WORK REQUIRED = Set the listing down again exactly, please, apart from its pictures.

DATASET ROWS =
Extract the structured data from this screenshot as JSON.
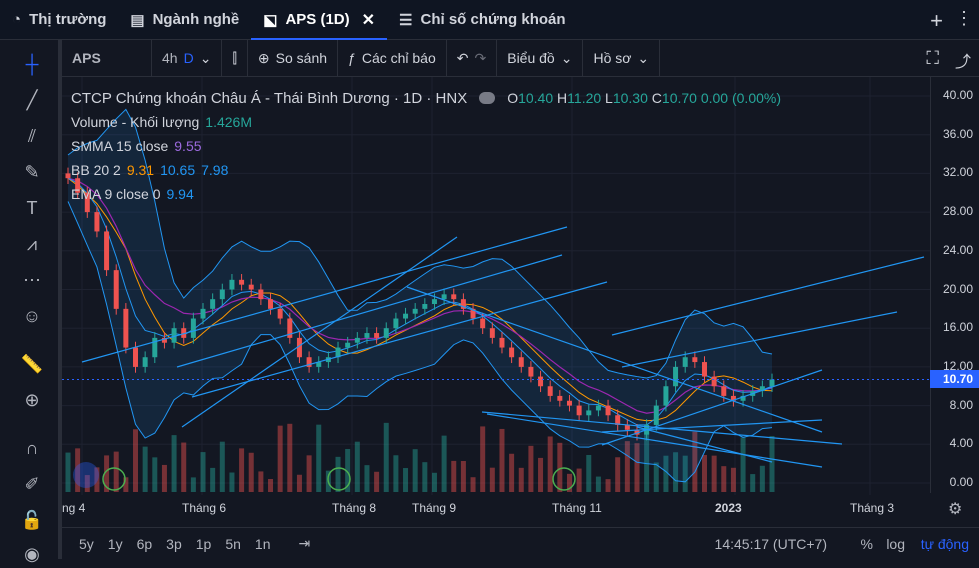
{
  "tabs": [
    {
      "label": "Thị trường",
      "icon": "pie-chart-icon"
    },
    {
      "label": "Ngành nghề",
      "icon": "list-icon"
    },
    {
      "label": "APS (1D)",
      "icon": "chart-icon",
      "active": true
    },
    {
      "label": "Chỉ số chứng khoán",
      "icon": "menu-icon"
    }
  ],
  "toolbar": {
    "symbol": "APS",
    "interval_prefix": "4h",
    "interval": "D",
    "compare": "So sánh",
    "indicators": "Các chỉ báo",
    "chart_type": "Biểu đồ",
    "profile": "Hồ sơ"
  },
  "legend": {
    "title": "CTCP Chứng khoán Châu Á - Thái Bình Dương · 1D · HNX",
    "o_label": "O",
    "o": "10.40",
    "h_label": "H",
    "h": "11.20",
    "l_label": "L",
    "l": "10.30",
    "c_label": "C",
    "c": "10.70",
    "change": "0.00 (0.00%)",
    "volume_label": "Volume - Khối lượng",
    "volume_value": "1.426M",
    "smma_label": "SMMA 15 close",
    "smma_value": "9.55",
    "bb_label": "BB 20 2",
    "bb_basis": "9.31",
    "bb_upper": "10.65",
    "bb_lower": "7.98",
    "ema_label": "EMA 9 close 0",
    "ema_value": "9.94"
  },
  "price_axis": [
    "40.00",
    "36.00",
    "32.00",
    "28.00",
    "24.00",
    "20.00",
    "16.00",
    "12.00",
    "8.00",
    "4.00",
    "0.00"
  ],
  "current_price": "10.70",
  "time_axis": [
    "ng 4",
    "Tháng 6",
    "Tháng 8",
    "Tháng 9",
    "Tháng 11",
    "2023",
    "Tháng 3"
  ],
  "bottom": {
    "ranges": [
      "5y",
      "1y",
      "6p",
      "3p",
      "1p",
      "5n",
      "1n"
    ],
    "time": "14:45:17 (UTC+7)",
    "percent": "%",
    "log": "log",
    "auto": "tự động"
  },
  "colors": {
    "up": "#26a69a",
    "down": "#ef5350",
    "accent": "#2962ff",
    "bb": "#2196f3",
    "ema": "#2196f3",
    "smma": "#9c27b0",
    "bb_basis": "#ff9800"
  },
  "chart_data": {
    "type": "candlestick",
    "symbol": "APS",
    "exchange": "HNX",
    "interval": "1D",
    "ylim": [
      0,
      40
    ],
    "last_close": 10.7,
    "close_series": [
      31.5,
      30,
      28,
      26,
      22,
      18,
      14,
      12,
      13,
      15,
      14.5,
      16,
      15,
      17,
      18,
      19,
      20,
      21,
      20.5,
      20,
      19,
      18,
      17,
      15,
      13,
      12,
      12.5,
      13,
      14,
      14.5,
      15,
      15.5,
      15,
      16,
      17,
      17.5,
      18,
      18.5,
      19,
      19.5,
      19,
      18,
      17,
      16,
      15,
      14,
      13,
      12,
      11,
      10,
      9,
      8.5,
      8,
      7,
      7.5,
      8,
      7,
      6,
      5.5,
      5,
      6,
      8,
      10,
      12,
      13,
      12.5,
      11,
      10,
      9,
      8.5,
      9,
      9.5,
      10,
      10.7
    ]
  }
}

RESPONSE BELOW =
Extract the structured data from this screenshot as JSON.
{
  "tabs": [
    {
      "label": "Thị trường",
      "icon": "pie-chart-icon"
    },
    {
      "label": "Ngành nghề",
      "icon": "list-icon"
    },
    {
      "label": "APS (1D)",
      "icon": "chart-icon",
      "active": true
    },
    {
      "label": "Chỉ số chứng khoán",
      "icon": "menu-icon"
    }
  ],
  "toolbar": {
    "symbol": "APS",
    "interval_prefix": "4h",
    "interval": "D",
    "compare": "So sánh",
    "indicators": "Các chỉ báo",
    "chart_type": "Biểu đồ",
    "profile": "Hồ sơ"
  },
  "legend": {
    "title": "CTCP Chứng khoán Châu Á - Thái Bình Dương · 1D · HNX",
    "o_label": "O",
    "o": "10.40",
    "h_label": "H",
    "h": "11.20",
    "l_label": "L",
    "l": "10.30",
    "c_label": "C",
    "c": "10.70",
    "change": "0.00 (0.00%)",
    "volume_label": "Volume - Khối lượng",
    "volume_value": "1.426M",
    "smma_label": "SMMA 15 close",
    "smma_value": "9.55",
    "bb_label": "BB 20 2",
    "bb_basis": "9.31",
    "bb_upper": "10.65",
    "bb_lower": "7.98",
    "ema_label": "EMA 9 close 0",
    "ema_value": "9.94"
  },
  "price_axis": [
    "40.00",
    "36.00",
    "32.00",
    "28.00",
    "24.00",
    "20.00",
    "16.00",
    "12.00",
    "8.00",
    "4.00",
    "0.00"
  ],
  "current_price": "10.70",
  "time_axis": [
    "ng 4",
    "Tháng 6",
    "Tháng 8",
    "Tháng 9",
    "Tháng 11",
    "2023",
    "Tháng 3"
  ],
  "bottom": {
    "ranges": [
      "5y",
      "1y",
      "6p",
      "3p",
      "1p",
      "5n",
      "1n"
    ],
    "time": "14:45:17 (UTC+7)",
    "percent": "%",
    "log": "log",
    "auto": "tự động"
  },
  "colors": {
    "up": "#26a69a",
    "down": "#ef5350",
    "accent": "#2962ff",
    "bb": "#2196f3",
    "ema": "#2196f3",
    "smma": "#9c27b0",
    "bb_basis": "#ff9800"
  },
  "chart_data": {
    "type": "candlestick",
    "symbol": "APS",
    "exchange": "HNX",
    "interval": "1D",
    "ylim": [
      0,
      40
    ],
    "last_close": 10.7,
    "close_series": [
      31.5,
      30,
      28,
      26,
      22,
      18,
      14,
      12,
      13,
      15,
      14.5,
      16,
      15,
      17,
      18,
      19,
      20,
      21,
      20.5,
      20,
      19,
      18,
      17,
      15,
      13,
      12,
      12.5,
      13,
      14,
      14.5,
      15,
      15.5,
      15,
      16,
      17,
      17.5,
      18,
      18.5,
      19,
      19.5,
      19,
      18,
      17,
      16,
      15,
      14,
      13,
      12,
      11,
      10,
      9,
      8.5,
      8,
      7,
      7.5,
      8,
      7,
      6,
      5.5,
      5,
      6,
      8,
      10,
      12,
      13,
      12.5,
      11,
      10,
      9,
      8.5,
      9,
      9.5,
      10,
      10.7
    ]
  }
}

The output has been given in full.